Each line of the data that includes the string "Agregar" is to be copied out.
◇ ◇ ◇
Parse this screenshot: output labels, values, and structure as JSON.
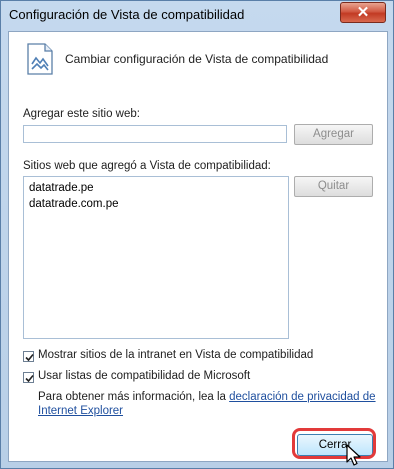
{
  "window": {
    "title": "Configuración de Vista de compatibilidad",
    "close_label": "✕"
  },
  "header": {
    "icon": "compat-view-icon",
    "text": "Cambiar configuración de Vista de compatibilidad"
  },
  "add_site": {
    "label": "Agregar este sitio web:",
    "value": "",
    "button_label": "Agregar"
  },
  "sites": {
    "label": "Sitios web que agregó a Vista de compatibilidad:",
    "items": [
      "datatrade.pe",
      "datatrade.com.pe"
    ],
    "remove_label": "Quitar"
  },
  "options": [
    {
      "label": "Mostrar sitios de la intranet en Vista de compatibilidad",
      "checked": true
    },
    {
      "label": "Usar listas de compatibilidad de Microsoft",
      "checked": true
    }
  ],
  "info": {
    "prefix": "Para obtener más información, lea la ",
    "link_part1": "declaración de privacidad de",
    "link_part2": "Internet Explorer"
  },
  "footer": {
    "close_label": "Cerrar"
  },
  "colors": {
    "highlight": "#e23a3a",
    "link": "#1f4f9e",
    "close_red": "#c23a23"
  }
}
◇ ◇ ◇
## Right answer:
    "label": "Agregar este sitio web:",
    "button_label": "Agregar"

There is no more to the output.